Ces études ont aussi montré que certains pêcheurs de crabes pouvaient jouer le rôle de para-scientifiques et assurer un suivi spatio-temporel fin sur leurs zones de pêche (avec l’aide d’un GPS). Cette alternative pourrait être utile dans le cadre de suivis localisés sur des zones sensibles, comme la baie de Vavuto, à proximité du site d’implantation de l’usine du Nord, et être intégrée au dispositif de suivi opéré par l’industriel KNS sur le long terme.

 

Globalement, dans le cadre d’un suivi de la pêcherie de crabes de VKP, les résultats suggèrent qu’une approche participative via des fiches de pêche (indiquant les quantités pêchées, la taille et le sexe des crabes, le lieu et la technique de pêche, et la durée de la sortie) constitue une alternative réaliste et pertinente aux observations in situ, dans les limites décrites précédemment, en particulier si l’on s’attache à améliorer l’évaluation de l’effort de pêche, jusque là limité au temps passé par sortie.
- - -
*Consigne*.
Rédigez la suite du texte ci-dessus sur le suivi de la pêcherie de crabes de VKP, en reprenant après sa dernière phrase.

Entrées de données extraites:
- - -
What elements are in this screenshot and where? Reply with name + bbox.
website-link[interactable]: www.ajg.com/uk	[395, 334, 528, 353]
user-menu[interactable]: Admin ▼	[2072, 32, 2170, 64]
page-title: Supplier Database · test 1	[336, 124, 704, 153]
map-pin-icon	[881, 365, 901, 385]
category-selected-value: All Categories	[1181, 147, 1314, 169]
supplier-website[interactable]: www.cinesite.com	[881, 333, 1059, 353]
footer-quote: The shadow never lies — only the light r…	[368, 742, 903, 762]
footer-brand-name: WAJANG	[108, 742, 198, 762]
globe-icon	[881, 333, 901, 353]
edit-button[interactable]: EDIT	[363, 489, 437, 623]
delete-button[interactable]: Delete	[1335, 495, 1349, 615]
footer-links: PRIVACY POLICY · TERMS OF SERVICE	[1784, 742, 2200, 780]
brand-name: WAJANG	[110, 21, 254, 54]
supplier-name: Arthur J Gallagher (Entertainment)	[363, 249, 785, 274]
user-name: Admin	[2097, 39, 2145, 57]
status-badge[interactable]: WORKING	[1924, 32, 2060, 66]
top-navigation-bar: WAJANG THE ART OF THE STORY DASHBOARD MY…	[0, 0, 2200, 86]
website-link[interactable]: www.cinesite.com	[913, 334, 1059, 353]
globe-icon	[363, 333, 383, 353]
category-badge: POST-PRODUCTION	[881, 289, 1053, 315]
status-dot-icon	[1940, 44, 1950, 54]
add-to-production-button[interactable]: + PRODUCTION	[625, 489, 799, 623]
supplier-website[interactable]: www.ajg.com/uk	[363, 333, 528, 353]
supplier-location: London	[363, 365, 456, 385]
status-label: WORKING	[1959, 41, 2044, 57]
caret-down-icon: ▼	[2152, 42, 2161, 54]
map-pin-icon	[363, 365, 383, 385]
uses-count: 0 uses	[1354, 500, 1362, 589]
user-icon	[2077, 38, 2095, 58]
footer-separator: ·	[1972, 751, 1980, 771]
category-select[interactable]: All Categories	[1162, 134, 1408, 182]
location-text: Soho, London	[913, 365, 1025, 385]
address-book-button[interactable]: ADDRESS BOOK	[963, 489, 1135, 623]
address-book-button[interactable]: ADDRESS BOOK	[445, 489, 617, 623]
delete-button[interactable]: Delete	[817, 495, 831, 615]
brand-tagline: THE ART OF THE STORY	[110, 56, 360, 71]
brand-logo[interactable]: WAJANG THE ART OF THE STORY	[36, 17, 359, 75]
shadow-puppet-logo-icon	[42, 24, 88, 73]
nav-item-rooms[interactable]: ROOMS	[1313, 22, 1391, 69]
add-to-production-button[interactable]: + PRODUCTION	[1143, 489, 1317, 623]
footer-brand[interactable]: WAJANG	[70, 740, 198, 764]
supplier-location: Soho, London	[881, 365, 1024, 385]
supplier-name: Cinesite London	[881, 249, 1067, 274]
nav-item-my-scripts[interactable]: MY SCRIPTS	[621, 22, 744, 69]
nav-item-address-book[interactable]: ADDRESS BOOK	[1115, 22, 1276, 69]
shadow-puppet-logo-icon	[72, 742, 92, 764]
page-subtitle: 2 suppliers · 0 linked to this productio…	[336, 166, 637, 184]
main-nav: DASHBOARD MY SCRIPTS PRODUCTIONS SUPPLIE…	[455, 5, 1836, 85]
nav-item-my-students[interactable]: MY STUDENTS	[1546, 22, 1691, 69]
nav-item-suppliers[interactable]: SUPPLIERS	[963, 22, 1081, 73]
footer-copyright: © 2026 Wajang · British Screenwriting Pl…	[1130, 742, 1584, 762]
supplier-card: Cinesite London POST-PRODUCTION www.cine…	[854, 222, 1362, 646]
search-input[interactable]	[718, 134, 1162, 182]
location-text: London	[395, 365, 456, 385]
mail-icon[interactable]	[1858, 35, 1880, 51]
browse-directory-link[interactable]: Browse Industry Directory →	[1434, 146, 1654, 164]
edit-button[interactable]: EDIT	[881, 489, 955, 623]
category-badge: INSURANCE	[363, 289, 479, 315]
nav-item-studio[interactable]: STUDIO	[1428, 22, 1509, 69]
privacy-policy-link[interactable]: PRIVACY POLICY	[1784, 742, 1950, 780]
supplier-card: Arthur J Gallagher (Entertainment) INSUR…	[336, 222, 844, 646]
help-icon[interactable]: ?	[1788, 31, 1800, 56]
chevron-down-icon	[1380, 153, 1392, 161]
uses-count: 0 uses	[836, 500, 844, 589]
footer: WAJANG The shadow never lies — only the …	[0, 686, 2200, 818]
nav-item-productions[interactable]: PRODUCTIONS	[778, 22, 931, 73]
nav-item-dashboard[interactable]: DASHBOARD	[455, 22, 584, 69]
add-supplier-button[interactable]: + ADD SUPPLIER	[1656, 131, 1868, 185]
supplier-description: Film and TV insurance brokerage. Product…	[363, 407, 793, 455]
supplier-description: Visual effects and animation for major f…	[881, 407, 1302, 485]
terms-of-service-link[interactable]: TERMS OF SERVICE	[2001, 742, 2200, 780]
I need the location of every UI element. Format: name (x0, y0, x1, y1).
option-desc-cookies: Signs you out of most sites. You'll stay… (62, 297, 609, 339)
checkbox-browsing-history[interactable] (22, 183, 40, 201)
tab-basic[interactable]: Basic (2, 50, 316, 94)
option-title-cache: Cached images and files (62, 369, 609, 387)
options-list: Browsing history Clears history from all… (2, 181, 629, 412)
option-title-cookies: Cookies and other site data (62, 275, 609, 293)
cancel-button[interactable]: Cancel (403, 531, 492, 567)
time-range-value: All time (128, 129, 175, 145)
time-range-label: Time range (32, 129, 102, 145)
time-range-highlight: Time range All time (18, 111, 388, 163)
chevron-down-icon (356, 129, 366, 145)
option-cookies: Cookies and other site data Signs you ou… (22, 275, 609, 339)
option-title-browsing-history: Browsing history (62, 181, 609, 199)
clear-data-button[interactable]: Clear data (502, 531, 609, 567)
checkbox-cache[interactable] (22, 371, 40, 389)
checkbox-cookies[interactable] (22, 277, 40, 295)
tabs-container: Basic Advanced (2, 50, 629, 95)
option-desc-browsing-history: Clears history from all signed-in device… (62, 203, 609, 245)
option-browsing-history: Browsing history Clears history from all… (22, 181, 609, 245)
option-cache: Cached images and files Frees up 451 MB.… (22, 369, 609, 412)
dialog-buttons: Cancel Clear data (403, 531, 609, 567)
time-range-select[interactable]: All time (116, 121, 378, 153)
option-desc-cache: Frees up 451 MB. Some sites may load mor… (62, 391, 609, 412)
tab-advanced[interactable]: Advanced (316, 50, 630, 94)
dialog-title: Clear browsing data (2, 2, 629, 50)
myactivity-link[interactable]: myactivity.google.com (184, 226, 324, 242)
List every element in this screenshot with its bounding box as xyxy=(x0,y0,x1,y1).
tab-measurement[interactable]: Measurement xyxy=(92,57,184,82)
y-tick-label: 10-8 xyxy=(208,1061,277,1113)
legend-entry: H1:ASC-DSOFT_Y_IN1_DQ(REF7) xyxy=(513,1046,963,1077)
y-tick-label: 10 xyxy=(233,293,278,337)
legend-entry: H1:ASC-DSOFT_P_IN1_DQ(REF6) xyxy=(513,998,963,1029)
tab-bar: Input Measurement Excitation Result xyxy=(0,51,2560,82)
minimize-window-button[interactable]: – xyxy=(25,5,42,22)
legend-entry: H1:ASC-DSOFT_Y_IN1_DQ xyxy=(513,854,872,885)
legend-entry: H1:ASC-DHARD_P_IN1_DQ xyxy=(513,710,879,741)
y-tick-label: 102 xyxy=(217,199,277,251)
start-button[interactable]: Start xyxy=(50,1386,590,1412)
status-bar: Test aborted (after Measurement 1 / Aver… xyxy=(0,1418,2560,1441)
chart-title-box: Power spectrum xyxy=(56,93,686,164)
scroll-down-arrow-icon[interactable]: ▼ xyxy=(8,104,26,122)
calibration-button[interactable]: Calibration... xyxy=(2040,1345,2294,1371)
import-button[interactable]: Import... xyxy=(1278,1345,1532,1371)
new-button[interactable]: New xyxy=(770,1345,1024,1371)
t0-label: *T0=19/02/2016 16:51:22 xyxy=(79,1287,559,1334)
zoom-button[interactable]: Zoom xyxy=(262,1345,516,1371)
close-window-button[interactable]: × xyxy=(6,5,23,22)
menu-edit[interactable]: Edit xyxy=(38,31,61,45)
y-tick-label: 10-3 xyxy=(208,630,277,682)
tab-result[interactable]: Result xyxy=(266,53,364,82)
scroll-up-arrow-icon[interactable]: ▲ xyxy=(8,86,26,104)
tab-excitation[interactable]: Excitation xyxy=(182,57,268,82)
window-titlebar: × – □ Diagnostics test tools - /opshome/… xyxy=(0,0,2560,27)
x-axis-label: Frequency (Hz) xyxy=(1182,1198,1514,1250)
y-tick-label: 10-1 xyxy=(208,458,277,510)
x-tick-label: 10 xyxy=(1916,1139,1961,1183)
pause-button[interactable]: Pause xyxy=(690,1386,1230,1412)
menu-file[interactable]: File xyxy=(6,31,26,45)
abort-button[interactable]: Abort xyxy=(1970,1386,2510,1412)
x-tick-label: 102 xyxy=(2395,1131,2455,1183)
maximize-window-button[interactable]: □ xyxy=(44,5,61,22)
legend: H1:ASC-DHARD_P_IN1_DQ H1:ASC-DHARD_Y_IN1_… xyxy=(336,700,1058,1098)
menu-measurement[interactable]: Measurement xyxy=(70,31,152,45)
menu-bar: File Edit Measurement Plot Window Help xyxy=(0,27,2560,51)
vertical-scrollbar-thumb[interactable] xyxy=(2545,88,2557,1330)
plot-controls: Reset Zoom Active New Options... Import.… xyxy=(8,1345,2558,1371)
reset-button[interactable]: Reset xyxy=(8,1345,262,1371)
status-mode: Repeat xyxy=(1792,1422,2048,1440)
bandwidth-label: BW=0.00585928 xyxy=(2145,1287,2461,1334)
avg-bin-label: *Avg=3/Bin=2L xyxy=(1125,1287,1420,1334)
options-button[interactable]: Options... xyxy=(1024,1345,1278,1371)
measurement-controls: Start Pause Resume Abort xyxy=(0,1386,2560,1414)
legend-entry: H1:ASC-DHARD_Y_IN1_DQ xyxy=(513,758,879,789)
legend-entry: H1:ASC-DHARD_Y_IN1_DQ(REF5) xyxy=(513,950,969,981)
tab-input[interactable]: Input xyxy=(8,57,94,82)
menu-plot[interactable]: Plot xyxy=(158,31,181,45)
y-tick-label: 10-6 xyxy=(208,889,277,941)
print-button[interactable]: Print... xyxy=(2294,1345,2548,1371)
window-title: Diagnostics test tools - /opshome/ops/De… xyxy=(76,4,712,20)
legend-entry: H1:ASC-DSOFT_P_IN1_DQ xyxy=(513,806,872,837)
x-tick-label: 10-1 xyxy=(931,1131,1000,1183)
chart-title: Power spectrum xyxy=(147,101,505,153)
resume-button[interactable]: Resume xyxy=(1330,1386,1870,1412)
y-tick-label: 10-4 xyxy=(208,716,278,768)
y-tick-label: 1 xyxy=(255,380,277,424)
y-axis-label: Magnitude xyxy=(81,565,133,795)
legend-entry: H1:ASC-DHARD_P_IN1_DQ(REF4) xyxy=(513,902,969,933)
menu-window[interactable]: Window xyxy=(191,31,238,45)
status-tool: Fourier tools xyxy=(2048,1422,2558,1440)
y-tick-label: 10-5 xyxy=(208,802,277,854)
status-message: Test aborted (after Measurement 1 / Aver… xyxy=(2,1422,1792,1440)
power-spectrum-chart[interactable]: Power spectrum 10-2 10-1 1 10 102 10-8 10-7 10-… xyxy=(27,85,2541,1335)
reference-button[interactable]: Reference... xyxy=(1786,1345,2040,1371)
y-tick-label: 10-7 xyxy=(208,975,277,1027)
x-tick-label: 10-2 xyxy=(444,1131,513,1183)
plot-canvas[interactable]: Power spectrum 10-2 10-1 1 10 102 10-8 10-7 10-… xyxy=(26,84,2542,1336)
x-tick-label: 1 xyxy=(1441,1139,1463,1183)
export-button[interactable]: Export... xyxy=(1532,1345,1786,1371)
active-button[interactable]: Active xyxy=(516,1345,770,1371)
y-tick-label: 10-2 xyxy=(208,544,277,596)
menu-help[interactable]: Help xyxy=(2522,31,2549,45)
- - -
*Réponse attendue*.
En effet, dans le cas de la pêche à pied (majoritaire à VKP), le temps nécessaire à la capture des crabes dans leurs terriers introduit un biais dans la mesure de l’effort de pêche effectif, car il ne participe pas au temps de pêche réel. De plus, il induit une saturation des rendements par heure de pêche au-dessus d’une certaine abondance, dépendante du pêcheur (efficacité/dextérité de capture) et du site (pour des raisons écologiques). C’est en substance ce que montre une étude réalisée à partir des données du suivi des deux pêcheurs équipés de GPS entre 2007 et 2009 (Frotté, 2009), dont les prises de crabes par unité d’effort (CPUE) ont été calibrées aux estimations de densité de crabes pur deux pêcheurs sur trois sites (Lou Frotté, M2 Agrocampus Ouest / IRD). Les CPUE peuvent être considérées comme un indice d’abondance précis jusqu’à une certaine valeur seuil qui peut varier d’un site à l’autre (cf. graphique ci-dessous). Cet indice apparaît donc sensible à une diminution de la ressource sur la zone VKP par rapport au niveau d’abondance actuel. Il est pertinent pour détecter une raréfaction des crabes de palétuvier de taille exploitable dans les terriers.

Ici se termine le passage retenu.